*** Material to process
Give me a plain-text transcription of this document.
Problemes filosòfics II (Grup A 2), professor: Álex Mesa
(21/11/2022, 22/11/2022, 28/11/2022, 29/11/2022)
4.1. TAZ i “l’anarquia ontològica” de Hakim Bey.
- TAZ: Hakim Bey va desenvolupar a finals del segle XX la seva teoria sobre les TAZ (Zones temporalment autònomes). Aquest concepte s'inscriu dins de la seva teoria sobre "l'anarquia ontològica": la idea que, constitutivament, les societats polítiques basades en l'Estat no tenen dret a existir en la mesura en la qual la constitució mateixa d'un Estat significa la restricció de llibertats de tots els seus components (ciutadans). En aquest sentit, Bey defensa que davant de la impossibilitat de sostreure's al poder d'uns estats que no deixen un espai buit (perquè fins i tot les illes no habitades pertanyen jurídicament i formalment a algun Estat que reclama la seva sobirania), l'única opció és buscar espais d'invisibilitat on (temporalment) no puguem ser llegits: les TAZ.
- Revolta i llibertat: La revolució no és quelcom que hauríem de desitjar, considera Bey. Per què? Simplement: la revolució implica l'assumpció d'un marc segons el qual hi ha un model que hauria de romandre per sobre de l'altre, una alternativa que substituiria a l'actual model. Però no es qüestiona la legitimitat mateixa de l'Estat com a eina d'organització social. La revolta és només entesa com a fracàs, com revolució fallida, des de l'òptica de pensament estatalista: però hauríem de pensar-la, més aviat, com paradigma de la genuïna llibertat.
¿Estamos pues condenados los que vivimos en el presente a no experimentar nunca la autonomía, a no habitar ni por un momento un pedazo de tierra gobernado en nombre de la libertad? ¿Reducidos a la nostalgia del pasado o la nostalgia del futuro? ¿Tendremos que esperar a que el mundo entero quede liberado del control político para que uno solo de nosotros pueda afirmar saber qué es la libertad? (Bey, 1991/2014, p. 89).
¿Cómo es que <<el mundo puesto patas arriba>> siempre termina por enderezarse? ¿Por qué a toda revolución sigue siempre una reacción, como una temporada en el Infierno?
******
Description of the task - Reproduce the records word for word.

Exercise response -
Give me a plain-text transcription of this document.
Problemes filosòfics II (Grup A 2), professor: Álex Mesa
(21/11/2022, 22/11/2022, 28/11/2022, 29/11/2022)
4.1. TAZ i “l’anarquia ontològica” de Hakim Bey.
- TAZ: Hakim Bey va desenvolupar a finals del segle XX la seva teoria sobre les TAZ (Zones temporalment autònomes). Aquest concepte s'inscriu dins de la seva teoria sobre "l'anarquia ontològica": la idea que, constitutivament, les societats polítiques basades en l'Estat no tenen dret a existir en la mesura en la qual la constitució mateixa d'un Estat significa la restricció de llibertats de tots els seus components (ciutadans). En aquest sentit, Bey defensa que davant de la impossibilitat de sostreure's al poder d'uns estats que no deixen un espai buit (perquè fins i tot les illes no habitades pertanyen jurídicament i formalment a algun Estat que reclama la seva sobirania), l'única opció és buscar espais d'invisibilitat on (temporalment) no puguem ser llegits: les TAZ.
- Revolta i llibertat: La revolució no és quelcom que hauríem de desitjar, considera Bey. Per què? Simplement: la revolució implica l'assumpció d'un marc segons el qual hi ha un model que hauria de romandre per sobre de l'altre, una alternativa que substituiria a l'actual model. Però no es qüestiona la legitimitat mateixa de l'Estat com a eina d'organització social. La revolta és només entesa com a fracàs, com revolució fallida, des de l'òptica de pensament estatalista: però hauríem de pensar-la, més aviat, com paradigma de la genuïna llibertat.
¿Estamos pues condenados los que vivimos en el presente a no experimentar nunca la autonomía, a no habitar ni por un momento un pedazo de tierra gobernado en nombre de la libertad? ¿Reducidos a la nostalgia del pasado o la nostalgia del futuro? ¿Tendremos que esperar a que el mundo entero quede liberado del control político para que uno solo de nosotros pueda afirmar saber qué es la libertad? (Bey, 1991/2014, p. 89).
¿Cómo es que <<el mundo puesto patas arriba>> siempre termina por enderezarse? ¿Por qué a toda revolución sigue siempre una reacción, como una temporada en el Infierno?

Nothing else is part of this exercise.